Problem to work on: Write every entry out again exactly, please, and skip the pictures.

>> Begin Dataset entries

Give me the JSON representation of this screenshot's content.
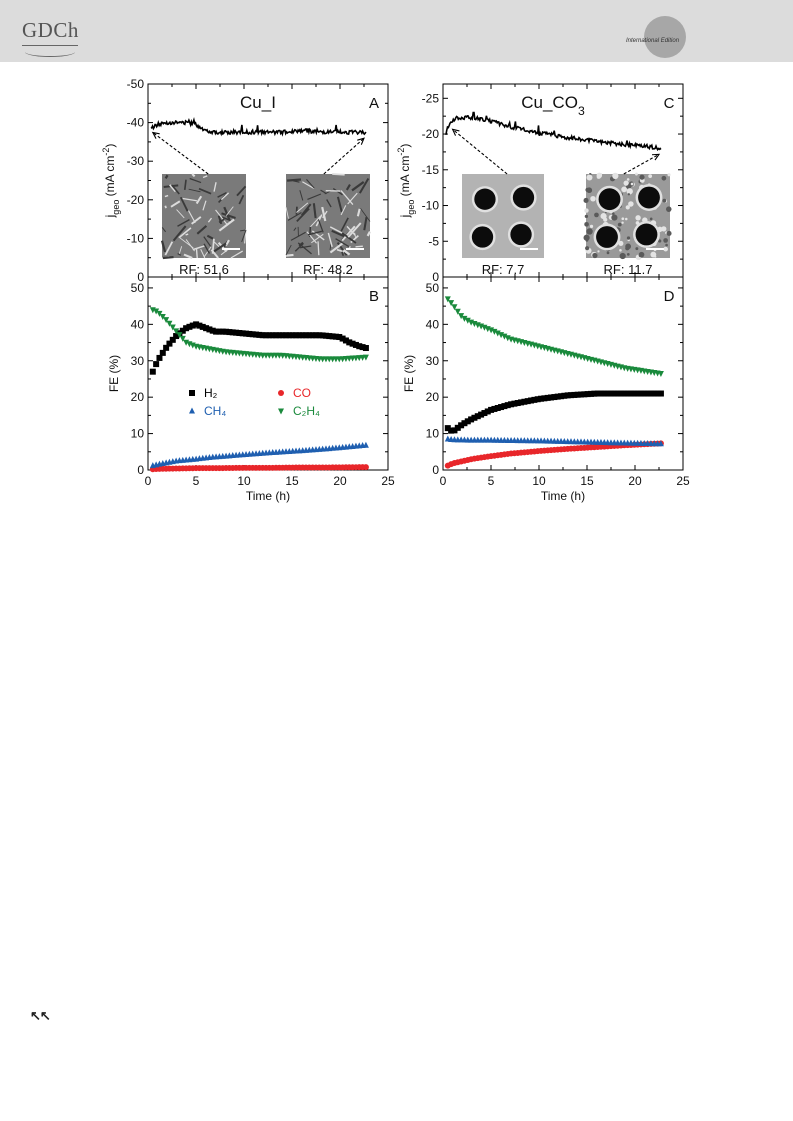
{
  "header": {
    "logo_text": "GDCh",
    "edition_label": "International Edition"
  },
  "nav": {
    "back_label": "↖↖"
  },
  "colors": {
    "H2": "#000000",
    "CO": "#e8262a",
    "CH4": "#1f5fb0",
    "C2H4": "#1a8a3c"
  },
  "chart_data": [
    {
      "id": "A",
      "type": "line",
      "title": "Cu_I",
      "panel_label": "A",
      "xlabel": "",
      "ylabel": "j_geo (mA cm^-2)",
      "ylim": [
        0,
        -50
      ],
      "yticks": [
        "-50",
        "-40",
        "-30",
        "-20",
        "-10",
        "0"
      ],
      "xlim": [
        0,
        25
      ],
      "series": [
        {
          "x": [
            0.3,
            1,
            2,
            3,
            4,
            5,
            6,
            7,
            8,
            10,
            12,
            14,
            16,
            18,
            20,
            22,
            22.7
          ],
          "values": [
            -38.5,
            -39.5,
            -40,
            -40,
            -40,
            -39.5,
            -38,
            -37.5,
            -37.5,
            -37.5,
            -37.5,
            -37.5,
            -38,
            -37.5,
            -37.5,
            -37.5,
            -37.5
          ]
        }
      ],
      "insets": [
        {
          "kind": "SEM image",
          "rf_label": "RF: 51.6",
          "points_to": [
            0.5,
            -39
          ]
        },
        {
          "kind": "SEM image",
          "rf_label": "RF: 48.2",
          "points_to": [
            22.5,
            -37.5
          ]
        }
      ]
    },
    {
      "id": "C",
      "type": "line",
      "title": "Cu_CO3",
      "panel_label": "C",
      "xlabel": "",
      "ylabel": "j_geo (mA cm^-2)",
      "ylim": [
        0,
        -27
      ],
      "yticks": [
        "-25",
        "-20",
        "-15",
        "-10",
        "-5",
        "0"
      ],
      "xlim": [
        0,
        25
      ],
      "series": [
        {
          "x": [
            0.3,
            0.7,
            1.5,
            3,
            5,
            7,
            10,
            13,
            16,
            19,
            21,
            22.7
          ],
          "values": [
            -19.8,
            -21.5,
            -22.3,
            -22.3,
            -21.8,
            -21,
            -20.2,
            -19.5,
            -19,
            -18.5,
            -18.3,
            -18
          ]
        }
      ],
      "insets": [
        {
          "kind": "SEM image",
          "rf_label": "RF: 7.7",
          "points_to": [
            1,
            -21.5
          ]
        },
        {
          "kind": "SEM image",
          "rf_label": "RF: 11.7",
          "points_to": [
            22.5,
            -18
          ]
        }
      ]
    },
    {
      "id": "B",
      "type": "scatter",
      "panel_label": "B",
      "xlabel": "Time (h)",
      "ylabel": "FE (%)",
      "ylim": [
        0,
        53
      ],
      "yticks": [
        "0",
        "10",
        "20",
        "30",
        "40",
        "50"
      ],
      "xlim": [
        0,
        25
      ],
      "xticks": [
        "0",
        "5",
        "10",
        "15",
        "20",
        "25"
      ],
      "legend": [
        {
          "series": "H2",
          "label": "H₂"
        },
        {
          "series": "CO",
          "label": "CO"
        },
        {
          "series": "CH4",
          "label": "CH₄"
        },
        {
          "series": "C2H4",
          "label": "C₂H₄"
        }
      ],
      "series": [
        {
          "key": "H2",
          "marker": "square",
          "x": [
            0.5,
            1,
            2,
            3,
            4,
            5,
            6,
            7,
            8,
            10,
            12,
            14,
            16,
            18,
            20,
            21,
            22,
            22.7
          ],
          "values": [
            27,
            30,
            34,
            37,
            39,
            40,
            39,
            38,
            38,
            37.5,
            37,
            37,
            37,
            37,
            36.5,
            35,
            34,
            33.5
          ]
        },
        {
          "key": "CO",
          "marker": "circle",
          "x": [
            0.5,
            1,
            3,
            5,
            7,
            10,
            13,
            16,
            19,
            22.7
          ],
          "values": [
            0.2,
            0.3,
            0.4,
            0.5,
            0.5,
            0.6,
            0.6,
            0.7,
            0.7,
            0.8
          ]
        },
        {
          "key": "CH4",
          "marker": "triangle-up",
          "x": [
            0.5,
            1,
            3,
            5,
            7,
            10,
            13,
            16,
            19,
            22.7
          ],
          "values": [
            1.2,
            1.5,
            2.5,
            3,
            3.6,
            4.2,
            4.8,
            5.3,
            5.9,
            6.8
          ]
        },
        {
          "key": "C2H4",
          "marker": "triangle-down",
          "x": [
            0.5,
            1,
            2,
            3,
            4,
            5,
            6,
            7,
            8,
            10,
            12,
            14,
            16,
            18,
            20,
            22.7
          ],
          "values": [
            44,
            43.5,
            41,
            38,
            35,
            34,
            33.5,
            33,
            32.5,
            32,
            31.5,
            31.5,
            31,
            30.5,
            30.5,
            31
          ]
        }
      ]
    },
    {
      "id": "D",
      "type": "scatter",
      "panel_label": "D",
      "xlabel": "Time (h)",
      "ylabel": "FE (%)",
      "ylim": [
        0,
        53
      ],
      "yticks": [
        "0",
        "10",
        "20",
        "30",
        "40",
        "50"
      ],
      "xlim": [
        0,
        25
      ],
      "xticks": [
        "0",
        "5",
        "10",
        "15",
        "20",
        "25"
      ],
      "series": [
        {
          "key": "H2",
          "marker": "square",
          "x": [
            0.5,
            1,
            2,
            3,
            5,
            7,
            10,
            13,
            16,
            19,
            22.7
          ],
          "values": [
            11.5,
            10.5,
            12.5,
            14,
            16.5,
            18,
            19.5,
            20.5,
            21,
            21,
            21
          ]
        },
        {
          "key": "CO",
          "marker": "circle",
          "x": [
            0.5,
            1,
            3,
            5,
            7,
            10,
            13,
            16,
            19,
            22.7
          ],
          "values": [
            1.2,
            1.8,
            3,
            3.8,
            4.5,
            5.2,
            5.8,
            6.3,
            6.8,
            7.3
          ]
        },
        {
          "key": "CH4",
          "marker": "triangle-up",
          "x": [
            0.5,
            1,
            3,
            5,
            7,
            10,
            13,
            16,
            19,
            22.7
          ],
          "values": [
            8.5,
            8.3,
            8.2,
            8.2,
            8.1,
            8,
            7.8,
            7.6,
            7.4,
            7.2
          ]
        },
        {
          "key": "C2H4",
          "marker": "triangle-down",
          "x": [
            0.5,
            1,
            2,
            3,
            5,
            7,
            10,
            13,
            16,
            19,
            22.7
          ],
          "values": [
            47,
            45.5,
            42,
            40.5,
            38.5,
            36,
            34,
            32,
            30,
            28,
            26.5
          ]
        }
      ]
    }
  ]
}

>> End Dataset entries

Task solution:
Give me the JSON representation of this screenshot's content.
{
  "header": {
    "logo_text": "GDCh",
    "edition_label": "International Edition"
  },
  "nav": {
    "back_label": "↖↖"
  },
  "colors": {
    "H2": "#000000",
    "CO": "#e8262a",
    "CH4": "#1f5fb0",
    "C2H4": "#1a8a3c"
  },
  "chart_data": [
    {
      "id": "A",
      "type": "line",
      "title": "Cu_I",
      "panel_label": "A",
      "xlabel": "",
      "ylabel": "j_geo (mA cm^-2)",
      "ylim": [
        0,
        -50
      ],
      "yticks": [
        "-50",
        "-40",
        "-30",
        "-20",
        "-10",
        "0"
      ],
      "xlim": [
        0,
        25
      ],
      "series": [
        {
          "x": [
            0.3,
            1,
            2,
            3,
            4,
            5,
            6,
            7,
            8,
            10,
            12,
            14,
            16,
            18,
            20,
            22,
            22.7
          ],
          "values": [
            -38.5,
            -39.5,
            -40,
            -40,
            -40,
            -39.5,
            -38,
            -37.5,
            -37.5,
            -37.5,
            -37.5,
            -37.5,
            -38,
            -37.5,
            -37.5,
            -37.5,
            -37.5
          ]
        }
      ],
      "insets": [
        {
          "kind": "SEM image",
          "rf_label": "RF: 51.6",
          "points_to": [
            0.5,
            -39
          ]
        },
        {
          "kind": "SEM image",
          "rf_label": "RF: 48.2",
          "points_to": [
            22.5,
            -37.5
          ]
        }
      ]
    },
    {
      "id": "C",
      "type": "line",
      "title": "Cu_CO3",
      "panel_label": "C",
      "xlabel": "",
      "ylabel": "j_geo (mA cm^-2)",
      "ylim": [
        0,
        -27
      ],
      "yticks": [
        "-25",
        "-20",
        "-15",
        "-10",
        "-5",
        "0"
      ],
      "xlim": [
        0,
        25
      ],
      "series": [
        {
          "x": [
            0.3,
            0.7,
            1.5,
            3,
            5,
            7,
            10,
            13,
            16,
            19,
            21,
            22.7
          ],
          "values": [
            -19.8,
            -21.5,
            -22.3,
            -22.3,
            -21.8,
            -21,
            -20.2,
            -19.5,
            -19,
            -18.5,
            -18.3,
            -18
          ]
        }
      ],
      "insets": [
        {
          "kind": "SEM image",
          "rf_label": "RF: 7.7",
          "points_to": [
            1,
            -21.5
          ]
        },
        {
          "kind": "SEM image",
          "rf_label": "RF: 11.7",
          "points_to": [
            22.5,
            -18
          ]
        }
      ]
    },
    {
      "id": "B",
      "type": "scatter",
      "panel_label": "B",
      "xlabel": "Time (h)",
      "ylabel": "FE (%)",
      "ylim": [
        0,
        53
      ],
      "yticks": [
        "0",
        "10",
        "20",
        "30",
        "40",
        "50"
      ],
      "xlim": [
        0,
        25
      ],
      "xticks": [
        "0",
        "5",
        "10",
        "15",
        "20",
        "25"
      ],
      "legend": [
        {
          "series": "H2",
          "label": "H₂"
        },
        {
          "series": "CO",
          "label": "CO"
        },
        {
          "series": "CH4",
          "label": "CH₄"
        },
        {
          "series": "C2H4",
          "label": "C₂H₄"
        }
      ],
      "series": [
        {
          "key": "H2",
          "marker": "square",
          "x": [
            0.5,
            1,
            2,
            3,
            4,
            5,
            6,
            7,
            8,
            10,
            12,
            14,
            16,
            18,
            20,
            21,
            22,
            22.7
          ],
          "values": [
            27,
            30,
            34,
            37,
            39,
            40,
            39,
            38,
            38,
            37.5,
            37,
            37,
            37,
            37,
            36.5,
            35,
            34,
            33.5
          ]
        },
        {
          "key": "CO",
          "marker": "circle",
          "x": [
            0.5,
            1,
            3,
            5,
            7,
            10,
            13,
            16,
            19,
            22.7
          ],
          "values": [
            0.2,
            0.3,
            0.4,
            0.5,
            0.5,
            0.6,
            0.6,
            0.7,
            0.7,
            0.8
          ]
        },
        {
          "key": "CH4",
          "marker": "triangle-up",
          "x": [
            0.5,
            1,
            3,
            5,
            7,
            10,
            13,
            16,
            19,
            22.7
          ],
          "values": [
            1.2,
            1.5,
            2.5,
            3,
            3.6,
            4.2,
            4.8,
            5.3,
            5.9,
            6.8
          ]
        },
        {
          "key": "C2H4",
          "marker": "triangle-down",
          "x": [
            0.5,
            1,
            2,
            3,
            4,
            5,
            6,
            7,
            8,
            10,
            12,
            14,
            16,
            18,
            20,
            22.7
          ],
          "values": [
            44,
            43.5,
            41,
            38,
            35,
            34,
            33.5,
            33,
            32.5,
            32,
            31.5,
            31.5,
            31,
            30.5,
            30.5,
            31
          ]
        }
      ]
    },
    {
      "id": "D",
      "type": "scatter",
      "panel_label": "D",
      "xlabel": "Time (h)",
      "ylabel": "FE (%)",
      "ylim": [
        0,
        53
      ],
      "yticks": [
        "0",
        "10",
        "20",
        "30",
        "40",
        "50"
      ],
      "xlim": [
        0,
        25
      ],
      "xticks": [
        "0",
        "5",
        "10",
        "15",
        "20",
        "25"
      ],
      "series": [
        {
          "key": "H2",
          "marker": "square",
          "x": [
            0.5,
            1,
            2,
            3,
            5,
            7,
            10,
            13,
            16,
            19,
            22.7
          ],
          "values": [
            11.5,
            10.5,
            12.5,
            14,
            16.5,
            18,
            19.5,
            20.5,
            21,
            21,
            21
          ]
        },
        {
          "key": "CO",
          "marker": "circle",
          "x": [
            0.5,
            1,
            3,
            5,
            7,
            10,
            13,
            16,
            19,
            22.7
          ],
          "values": [
            1.2,
            1.8,
            3,
            3.8,
            4.5,
            5.2,
            5.8,
            6.3,
            6.8,
            7.3
          ]
        },
        {
          "key": "CH4",
          "marker": "triangle-up",
          "x": [
            0.5,
            1,
            3,
            5,
            7,
            10,
            13,
            16,
            19,
            22.7
          ],
          "values": [
            8.5,
            8.3,
            8.2,
            8.2,
            8.1,
            8,
            7.8,
            7.6,
            7.4,
            7.2
          ]
        },
        {
          "key": "C2H4",
          "marker": "triangle-down",
          "x": [
            0.5,
            1,
            2,
            3,
            5,
            7,
            10,
            13,
            16,
            19,
            22.7
          ],
          "values": [
            47,
            45.5,
            42,
            40.5,
            38.5,
            36,
            34,
            32,
            30,
            28,
            26.5
          ]
        }
      ]
    }
  ]
}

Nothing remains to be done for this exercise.